Data listing:
*-*-*

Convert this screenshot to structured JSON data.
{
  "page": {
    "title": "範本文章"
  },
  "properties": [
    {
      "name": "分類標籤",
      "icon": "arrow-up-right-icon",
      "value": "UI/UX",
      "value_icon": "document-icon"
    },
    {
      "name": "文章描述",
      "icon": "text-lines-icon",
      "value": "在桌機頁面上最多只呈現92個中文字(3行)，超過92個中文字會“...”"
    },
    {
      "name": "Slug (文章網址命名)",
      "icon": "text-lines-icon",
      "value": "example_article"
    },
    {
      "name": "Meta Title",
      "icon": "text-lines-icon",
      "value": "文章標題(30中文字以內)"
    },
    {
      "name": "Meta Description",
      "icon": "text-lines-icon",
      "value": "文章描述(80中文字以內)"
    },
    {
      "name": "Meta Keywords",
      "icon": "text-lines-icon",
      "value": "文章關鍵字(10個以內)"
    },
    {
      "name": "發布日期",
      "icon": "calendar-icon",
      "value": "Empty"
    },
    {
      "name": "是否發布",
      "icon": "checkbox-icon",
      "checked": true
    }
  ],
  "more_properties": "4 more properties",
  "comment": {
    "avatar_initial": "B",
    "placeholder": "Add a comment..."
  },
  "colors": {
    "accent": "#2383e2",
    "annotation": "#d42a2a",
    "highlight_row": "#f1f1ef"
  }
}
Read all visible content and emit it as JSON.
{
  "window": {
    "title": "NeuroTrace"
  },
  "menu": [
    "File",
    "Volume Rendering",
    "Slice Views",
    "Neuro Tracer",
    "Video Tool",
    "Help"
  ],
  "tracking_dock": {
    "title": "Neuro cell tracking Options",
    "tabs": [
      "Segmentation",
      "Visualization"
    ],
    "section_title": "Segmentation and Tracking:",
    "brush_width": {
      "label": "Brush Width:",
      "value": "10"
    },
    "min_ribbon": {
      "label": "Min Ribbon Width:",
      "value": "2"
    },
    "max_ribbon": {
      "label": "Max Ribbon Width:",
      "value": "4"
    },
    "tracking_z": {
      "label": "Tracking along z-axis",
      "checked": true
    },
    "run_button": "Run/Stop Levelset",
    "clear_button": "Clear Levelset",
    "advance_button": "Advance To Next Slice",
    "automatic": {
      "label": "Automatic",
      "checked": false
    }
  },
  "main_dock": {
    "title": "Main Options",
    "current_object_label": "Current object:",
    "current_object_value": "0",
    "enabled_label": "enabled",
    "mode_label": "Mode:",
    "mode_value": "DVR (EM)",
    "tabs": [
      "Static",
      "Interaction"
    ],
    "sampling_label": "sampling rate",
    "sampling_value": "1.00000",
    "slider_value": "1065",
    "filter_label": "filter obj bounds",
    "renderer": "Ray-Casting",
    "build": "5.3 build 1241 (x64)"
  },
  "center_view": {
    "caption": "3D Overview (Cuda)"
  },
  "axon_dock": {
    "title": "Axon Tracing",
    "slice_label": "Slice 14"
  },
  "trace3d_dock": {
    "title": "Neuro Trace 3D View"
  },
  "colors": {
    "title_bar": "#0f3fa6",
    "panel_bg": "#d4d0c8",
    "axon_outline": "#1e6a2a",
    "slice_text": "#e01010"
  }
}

*-*-*

Problem description: Print the entries exactly. Include every one.

Answer to this exercise:
Convert this screenshot to structured JSON data.
{
  "page": {
    "title": "範本文章"
  },
  "properties": [
    {
      "name": "分類標籤",
      "icon": "arrow-up-right-icon",
      "value": "UI/UX",
      "value_icon": "document-icon"
    },
    {
      "name": "文章描述",
      "icon": "text-lines-icon",
      "value": "在桌機頁面上最多只呈現92個中文字(3行)，超過92個中文字會“...”"
    },
    {
      "name": "Slug (文章網址命名)",
      "icon": "text-lines-icon",
      "value": "example_article"
    },
    {
      "name": "Meta Title",
      "icon": "text-lines-icon",
      "value": "文章標題(30中文字以內)"
    },
    {
      "name": "Meta Description",
      "icon": "text-lines-icon",
      "value": "文章描述(80中文字以內)"
    },
    {
      "name": "Meta Keywords",
      "icon": "text-lines-icon",
      "value": "文章關鍵字(10個以內)"
    },
    {
      "name": "發布日期",
      "icon": "calendar-icon",
      "value": "Empty"
    },
    {
      "name": "是否發布",
      "icon": "checkbox-icon",
      "checked": true
    }
  ],
  "more_properties": "4 more properties",
  "comment": {
    "avatar_initial": "B",
    "placeholder": "Add a comment..."
  },
  "colors": {
    "accent": "#2383e2",
    "annotation": "#d42a2a",
    "highlight_row": "#f1f1ef"
  }
}
Read all visible content and emit it as JSON.
{
  "window": {
    "title": "NeuroTrace"
  },
  "menu": [
    "File",
    "Volume Rendering",
    "Slice Views",
    "Neuro Tracer",
    "Video Tool",
    "Help"
  ],
  "tracking_dock": {
    "title": "Neuro cell tracking Options",
    "tabs": [
      "Segmentation",
      "Visualization"
    ],
    "section_title": "Segmentation and Tracking:",
    "brush_width": {
      "label": "Brush Width:",
      "value": "10"
    },
    "min_ribbon": {
      "label": "Min Ribbon Width:",
      "value": "2"
    },
    "max_ribbon": {
      "label": "Max Ribbon Width:",
      "value": "4"
    },
    "tracking_z": {
      "label": "Tracking along z-axis",
      "checked": true
    },
    "run_button": "Run/Stop Levelset",
    "clear_button": "Clear Levelset",
    "advance_button": "Advance To Next Slice",
    "automatic": {
      "label": "Automatic",
      "checked": false
    }
  },
  "main_dock": {
    "title": "Main Options",
    "current_object_label": "Current object:",
    "current_object_value": "0",
    "enabled_label": "enabled",
    "mode_label": "Mode:",
    "mode_value": "DVR (EM)",
    "tabs": [
      "Static",
      "Interaction"
    ],
    "sampling_label": "sampling rate",
    "sampling_value": "1.00000",
    "slider_value": "1065",
    "filter_label": "filter obj bounds",
    "renderer": "Ray-Casting",
    "build": "5.3 build 1241 (x64)"
  },
  "center_view": {
    "caption": "3D Overview (Cuda)"
  },
  "axon_dock": {
    "title": "Axon Tracing",
    "slice_label": "Slice 14"
  },
  "trace3d_dock": {
    "title": "Neuro Trace 3D View"
  },
  "colors": {
    "title_bar": "#0f3fa6",
    "panel_bg": "#d4d0c8",
    "axon_outline": "#1e6a2a",
    "slice_text": "#e01010"
  }
}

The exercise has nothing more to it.